Entries provided.

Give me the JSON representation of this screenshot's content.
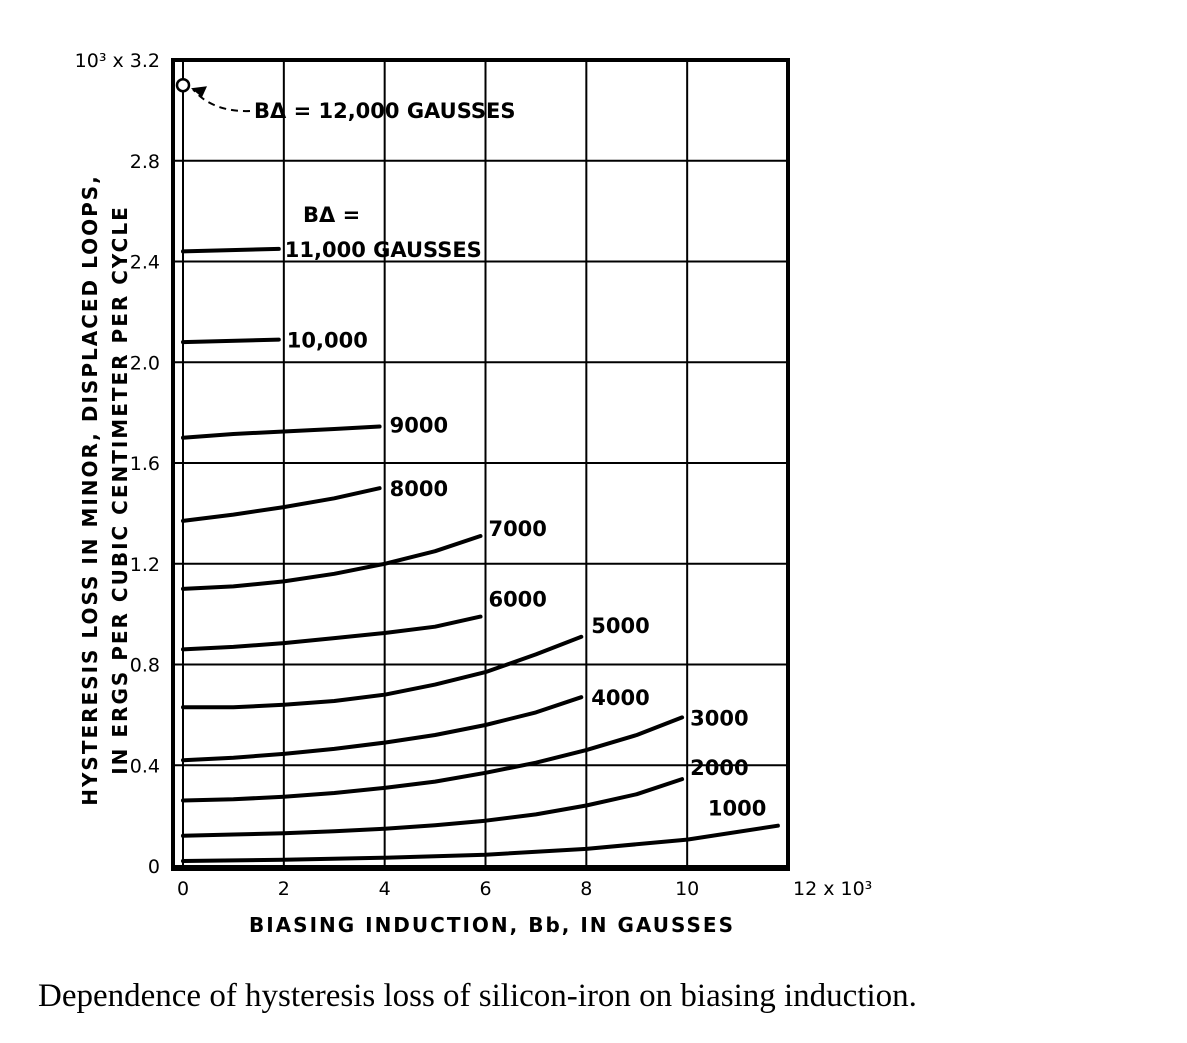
{
  "chart_data": {
    "type": "line",
    "xlabel": "BIASING INDUCTION, Bb, IN GAUSSES",
    "ylabel_line1": "HYSTERESIS LOSS IN MINOR, DISPLACED LOOPS,",
    "ylabel_line2": "IN ERGS PER CUBIC CENTIMETER PER CYCLE",
    "x_ticks": [
      "0",
      "2",
      "4",
      "6",
      "8",
      "10",
      "12 x 10³"
    ],
    "y_ticks": [
      "0",
      "0.4",
      "0.8",
      "1.2",
      "1.6",
      "2.0",
      "2.4",
      "2.8",
      "10³ x 3.2"
    ],
    "xlim": [
      0,
      12000
    ],
    "ylim": [
      0,
      3200
    ],
    "grid": true,
    "point": {
      "x": 0,
      "y": 3100,
      "label": "BΔ = 12,000 GAUSSES"
    },
    "series_header": "BΔ =",
    "series": [
      {
        "name": "11,000 GAUSSES",
        "x": [
          0,
          1900
        ],
        "y": [
          2440,
          2450
        ]
      },
      {
        "name": "10,000",
        "x": [
          0,
          1900
        ],
        "y": [
          2080,
          2090
        ]
      },
      {
        "name": "9000",
        "x": [
          0,
          1000,
          2000,
          3000,
          3900
        ],
        "y": [
          1700,
          1715,
          1725,
          1735,
          1745
        ]
      },
      {
        "name": "8000",
        "x": [
          0,
          1000,
          2000,
          3000,
          3900
        ],
        "y": [
          1370,
          1395,
          1425,
          1460,
          1500
        ]
      },
      {
        "name": "7000",
        "x": [
          0,
          1000,
          2000,
          3000,
          4000,
          5000,
          5900
        ],
        "y": [
          1100,
          1110,
          1130,
          1160,
          1200,
          1250,
          1310
        ]
      },
      {
        "name": "6000",
        "x": [
          0,
          1000,
          2000,
          3000,
          4000,
          5000,
          5900
        ],
        "y": [
          860,
          870,
          885,
          905,
          925,
          950,
          990
        ]
      },
      {
        "name": "5000",
        "x": [
          0,
          1000,
          2000,
          3000,
          4000,
          5000,
          6000,
          7000,
          7900
        ],
        "y": [
          630,
          630,
          640,
          655,
          680,
          720,
          770,
          840,
          910
        ]
      },
      {
        "name": "4000",
        "x": [
          0,
          1000,
          2000,
          3000,
          4000,
          5000,
          6000,
          7000,
          7900
        ],
        "y": [
          420,
          430,
          445,
          465,
          490,
          520,
          560,
          610,
          670
        ]
      },
      {
        "name": "3000",
        "x": [
          0,
          1000,
          2000,
          3000,
          4000,
          5000,
          6000,
          7000,
          8000,
          9000,
          9900
        ],
        "y": [
          260,
          265,
          275,
          290,
          310,
          335,
          370,
          410,
          460,
          520,
          590
        ]
      },
      {
        "name": "2000",
        "x": [
          0,
          1000,
          2000,
          3000,
          4000,
          5000,
          6000,
          7000,
          8000,
          9000,
          9900
        ],
        "y": [
          120,
          125,
          130,
          138,
          148,
          162,
          180,
          205,
          240,
          285,
          345
        ]
      },
      {
        "name": "1000",
        "x": [
          0,
          2000,
          4000,
          6000,
          8000,
          10000,
          11800
        ],
        "y": [
          20,
          25,
          33,
          45,
          68,
          105,
          160
        ]
      }
    ]
  },
  "caption": "Dependence of hysteresis loss of silicon-iron on biasing induction."
}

Exercise aim. Copy the records exactly as they appear, excluding images.

Answer for this exercise.
Give me the JSON representation of this screenshot's content.
{
  "chart_data": {
    "type": "line",
    "xlabel": "BIASING INDUCTION, Bb, IN GAUSSES",
    "ylabel_line1": "HYSTERESIS LOSS IN MINOR, DISPLACED LOOPS,",
    "ylabel_line2": "IN ERGS PER CUBIC CENTIMETER PER CYCLE",
    "x_ticks": [
      "0",
      "2",
      "4",
      "6",
      "8",
      "10",
      "12 x 10³"
    ],
    "y_ticks": [
      "0",
      "0.4",
      "0.8",
      "1.2",
      "1.6",
      "2.0",
      "2.4",
      "2.8",
      "10³ x 3.2"
    ],
    "xlim": [
      0,
      12000
    ],
    "ylim": [
      0,
      3200
    ],
    "grid": true,
    "point": {
      "x": 0,
      "y": 3100,
      "label": "BΔ = 12,000 GAUSSES"
    },
    "series_header": "BΔ =",
    "series": [
      {
        "name": "11,000 GAUSSES",
        "x": [
          0,
          1900
        ],
        "y": [
          2440,
          2450
        ]
      },
      {
        "name": "10,000",
        "x": [
          0,
          1900
        ],
        "y": [
          2080,
          2090
        ]
      },
      {
        "name": "9000",
        "x": [
          0,
          1000,
          2000,
          3000,
          3900
        ],
        "y": [
          1700,
          1715,
          1725,
          1735,
          1745
        ]
      },
      {
        "name": "8000",
        "x": [
          0,
          1000,
          2000,
          3000,
          3900
        ],
        "y": [
          1370,
          1395,
          1425,
          1460,
          1500
        ]
      },
      {
        "name": "7000",
        "x": [
          0,
          1000,
          2000,
          3000,
          4000,
          5000,
          5900
        ],
        "y": [
          1100,
          1110,
          1130,
          1160,
          1200,
          1250,
          1310
        ]
      },
      {
        "name": "6000",
        "x": [
          0,
          1000,
          2000,
          3000,
          4000,
          5000,
          5900
        ],
        "y": [
          860,
          870,
          885,
          905,
          925,
          950,
          990
        ]
      },
      {
        "name": "5000",
        "x": [
          0,
          1000,
          2000,
          3000,
          4000,
          5000,
          6000,
          7000,
          7900
        ],
        "y": [
          630,
          630,
          640,
          655,
          680,
          720,
          770,
          840,
          910
        ]
      },
      {
        "name": "4000",
        "x": [
          0,
          1000,
          2000,
          3000,
          4000,
          5000,
          6000,
          7000,
          7900
        ],
        "y": [
          420,
          430,
          445,
          465,
          490,
          520,
          560,
          610,
          670
        ]
      },
      {
        "name": "3000",
        "x": [
          0,
          1000,
          2000,
          3000,
          4000,
          5000,
          6000,
          7000,
          8000,
          9000,
          9900
        ],
        "y": [
          260,
          265,
          275,
          290,
          310,
          335,
          370,
          410,
          460,
          520,
          590
        ]
      },
      {
        "name": "2000",
        "x": [
          0,
          1000,
          2000,
          3000,
          4000,
          5000,
          6000,
          7000,
          8000,
          9000,
          9900
        ],
        "y": [
          120,
          125,
          130,
          138,
          148,
          162,
          180,
          205,
          240,
          285,
          345
        ]
      },
      {
        "name": "1000",
        "x": [
          0,
          2000,
          4000,
          6000,
          8000,
          10000,
          11800
        ],
        "y": [
          20,
          25,
          33,
          45,
          68,
          105,
          160
        ]
      }
    ]
  },
  "caption": "Dependence of hysteresis loss of silicon-iron on biasing induction."
}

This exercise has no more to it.